## WRITTEN TASK
All of the records listed below should be retyped exactly.

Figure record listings
** START **

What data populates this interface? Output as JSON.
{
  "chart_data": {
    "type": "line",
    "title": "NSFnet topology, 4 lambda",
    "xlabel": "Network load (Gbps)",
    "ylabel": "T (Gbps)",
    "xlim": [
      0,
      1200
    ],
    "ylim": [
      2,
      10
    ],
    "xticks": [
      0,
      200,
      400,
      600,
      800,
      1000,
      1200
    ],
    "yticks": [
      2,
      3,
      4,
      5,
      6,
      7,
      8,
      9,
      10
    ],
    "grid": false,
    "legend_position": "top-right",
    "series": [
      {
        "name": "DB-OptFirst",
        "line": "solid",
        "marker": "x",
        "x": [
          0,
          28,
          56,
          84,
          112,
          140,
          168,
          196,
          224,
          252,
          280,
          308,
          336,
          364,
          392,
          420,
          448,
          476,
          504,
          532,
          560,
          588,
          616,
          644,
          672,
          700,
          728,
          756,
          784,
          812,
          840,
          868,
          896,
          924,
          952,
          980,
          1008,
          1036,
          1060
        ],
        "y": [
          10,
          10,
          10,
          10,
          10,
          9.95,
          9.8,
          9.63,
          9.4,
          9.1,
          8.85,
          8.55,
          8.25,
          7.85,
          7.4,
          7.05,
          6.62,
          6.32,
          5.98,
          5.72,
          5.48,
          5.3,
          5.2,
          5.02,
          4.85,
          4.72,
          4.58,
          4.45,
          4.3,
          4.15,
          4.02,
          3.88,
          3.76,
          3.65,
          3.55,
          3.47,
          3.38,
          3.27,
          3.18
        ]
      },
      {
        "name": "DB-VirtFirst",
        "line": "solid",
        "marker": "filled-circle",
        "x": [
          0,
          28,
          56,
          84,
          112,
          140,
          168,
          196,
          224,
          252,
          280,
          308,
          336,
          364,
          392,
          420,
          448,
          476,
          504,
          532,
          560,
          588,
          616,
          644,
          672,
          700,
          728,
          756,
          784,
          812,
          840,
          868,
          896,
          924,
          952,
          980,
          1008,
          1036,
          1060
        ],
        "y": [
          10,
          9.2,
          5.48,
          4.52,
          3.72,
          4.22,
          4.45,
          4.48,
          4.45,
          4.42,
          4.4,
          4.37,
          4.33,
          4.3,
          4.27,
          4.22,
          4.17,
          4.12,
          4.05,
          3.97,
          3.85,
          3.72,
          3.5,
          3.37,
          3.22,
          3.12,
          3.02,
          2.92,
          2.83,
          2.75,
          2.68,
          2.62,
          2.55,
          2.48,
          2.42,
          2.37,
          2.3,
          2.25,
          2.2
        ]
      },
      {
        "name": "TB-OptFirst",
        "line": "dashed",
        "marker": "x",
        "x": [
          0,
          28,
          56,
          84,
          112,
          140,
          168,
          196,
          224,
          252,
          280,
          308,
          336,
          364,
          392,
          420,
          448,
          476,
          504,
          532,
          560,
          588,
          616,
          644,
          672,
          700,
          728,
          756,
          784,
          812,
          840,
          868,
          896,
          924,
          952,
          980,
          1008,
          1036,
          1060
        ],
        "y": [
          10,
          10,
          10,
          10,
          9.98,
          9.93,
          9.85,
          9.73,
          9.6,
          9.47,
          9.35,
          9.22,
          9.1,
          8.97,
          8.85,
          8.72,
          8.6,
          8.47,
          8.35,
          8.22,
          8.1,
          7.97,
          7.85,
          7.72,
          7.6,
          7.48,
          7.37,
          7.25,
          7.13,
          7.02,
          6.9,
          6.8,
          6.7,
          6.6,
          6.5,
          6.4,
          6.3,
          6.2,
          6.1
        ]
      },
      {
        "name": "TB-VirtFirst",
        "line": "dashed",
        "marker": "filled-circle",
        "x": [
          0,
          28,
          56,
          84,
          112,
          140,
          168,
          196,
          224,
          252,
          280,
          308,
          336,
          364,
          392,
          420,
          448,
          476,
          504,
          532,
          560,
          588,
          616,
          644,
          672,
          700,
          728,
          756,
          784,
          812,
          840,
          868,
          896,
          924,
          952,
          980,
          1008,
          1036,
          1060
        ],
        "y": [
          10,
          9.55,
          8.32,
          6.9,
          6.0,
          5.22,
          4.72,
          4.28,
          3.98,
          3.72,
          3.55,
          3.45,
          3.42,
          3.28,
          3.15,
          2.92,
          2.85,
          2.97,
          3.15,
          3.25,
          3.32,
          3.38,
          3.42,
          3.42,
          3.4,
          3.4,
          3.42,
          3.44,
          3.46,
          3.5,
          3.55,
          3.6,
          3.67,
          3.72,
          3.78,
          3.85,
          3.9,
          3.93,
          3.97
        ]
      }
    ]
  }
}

** END **

## THE REPLY
What data populates this interface? Output as JSON.
{
  "chart_data": {
    "type": "line",
    "title": "NSFnet topology, 4 lambda",
    "xlabel": "Network load (Gbps)",
    "ylabel": "T (Gbps)",
    "xlim": [
      0,
      1200
    ],
    "ylim": [
      2,
      10
    ],
    "xticks": [
      0,
      200,
      400,
      600,
      800,
      1000,
      1200
    ],
    "yticks": [
      2,
      3,
      4,
      5,
      6,
      7,
      8,
      9,
      10
    ],
    "grid": false,
    "legend_position": "top-right",
    "series": [
      {
        "name": "DB-OptFirst",
        "line": "solid",
        "marker": "x",
        "x": [
          0,
          28,
          56,
          84,
          112,
          140,
          168,
          196,
          224,
          252,
          280,
          308,
          336,
          364,
          392,
          420,
          448,
          476,
          504,
          532,
          560,
          588,
          616,
          644,
          672,
          700,
          728,
          756,
          784,
          812,
          840,
          868,
          896,
          924,
          952,
          980,
          1008,
          1036,
          1060
        ],
        "y": [
          10,
          10,
          10,
          10,
          10,
          9.95,
          9.8,
          9.63,
          9.4,
          9.1,
          8.85,
          8.55,
          8.25,
          7.85,
          7.4,
          7.05,
          6.62,
          6.32,
          5.98,
          5.72,
          5.48,
          5.3,
          5.2,
          5.02,
          4.85,
          4.72,
          4.58,
          4.45,
          4.3,
          4.15,
          4.02,
          3.88,
          3.76,
          3.65,
          3.55,
          3.47,
          3.38,
          3.27,
          3.18
        ]
      },
      {
        "name": "DB-VirtFirst",
        "line": "solid",
        "marker": "filled-circle",
        "x": [
          0,
          28,
          56,
          84,
          112,
          140,
          168,
          196,
          224,
          252,
          280,
          308,
          336,
          364,
          392,
          420,
          448,
          476,
          504,
          532,
          560,
          588,
          616,
          644,
          672,
          700,
          728,
          756,
          784,
          812,
          840,
          868,
          896,
          924,
          952,
          980,
          1008,
          1036,
          1060
        ],
        "y": [
          10,
          9.2,
          5.48,
          4.52,
          3.72,
          4.22,
          4.45,
          4.48,
          4.45,
          4.42,
          4.4,
          4.37,
          4.33,
          4.3,
          4.27,
          4.22,
          4.17,
          4.12,
          4.05,
          3.97,
          3.85,
          3.72,
          3.5,
          3.37,
          3.22,
          3.12,
          3.02,
          2.92,
          2.83,
          2.75,
          2.68,
          2.62,
          2.55,
          2.48,
          2.42,
          2.37,
          2.3,
          2.25,
          2.2
        ]
      },
      {
        "name": "TB-OptFirst",
        "line": "dashed",
        "marker": "x",
        "x": [
          0,
          28,
          56,
          84,
          112,
          140,
          168,
          196,
          224,
          252,
          280,
          308,
          336,
          364,
          392,
          420,
          448,
          476,
          504,
          532,
          560,
          588,
          616,
          644,
          672,
          700,
          728,
          756,
          784,
          812,
          840,
          868,
          896,
          924,
          952,
          980,
          1008,
          1036,
          1060
        ],
        "y": [
          10,
          10,
          10,
          10,
          9.98,
          9.93,
          9.85,
          9.73,
          9.6,
          9.47,
          9.35,
          9.22,
          9.1,
          8.97,
          8.85,
          8.72,
          8.6,
          8.47,
          8.35,
          8.22,
          8.1,
          7.97,
          7.85,
          7.72,
          7.6,
          7.48,
          7.37,
          7.25,
          7.13,
          7.02,
          6.9,
          6.8,
          6.7,
          6.6,
          6.5,
          6.4,
          6.3,
          6.2,
          6.1
        ]
      },
      {
        "name": "TB-VirtFirst",
        "line": "dashed",
        "marker": "filled-circle",
        "x": [
          0,
          28,
          56,
          84,
          112,
          140,
          168,
          196,
          224,
          252,
          280,
          308,
          336,
          364,
          392,
          420,
          448,
          476,
          504,
          532,
          560,
          588,
          616,
          644,
          672,
          700,
          728,
          756,
          784,
          812,
          840,
          868,
          896,
          924,
          952,
          980,
          1008,
          1036,
          1060
        ],
        "y": [
          10,
          9.55,
          8.32,
          6.9,
          6.0,
          5.22,
          4.72,
          4.28,
          3.98,
          3.72,
          3.55,
          3.45,
          3.42,
          3.28,
          3.15,
          2.92,
          2.85,
          2.97,
          3.15,
          3.25,
          3.32,
          3.38,
          3.42,
          3.42,
          3.4,
          3.4,
          3.42,
          3.44,
          3.46,
          3.5,
          3.55,
          3.6,
          3.67,
          3.72,
          3.78,
          3.85,
          3.9,
          3.93,
          3.97
        ]
      }
    ]
  }
}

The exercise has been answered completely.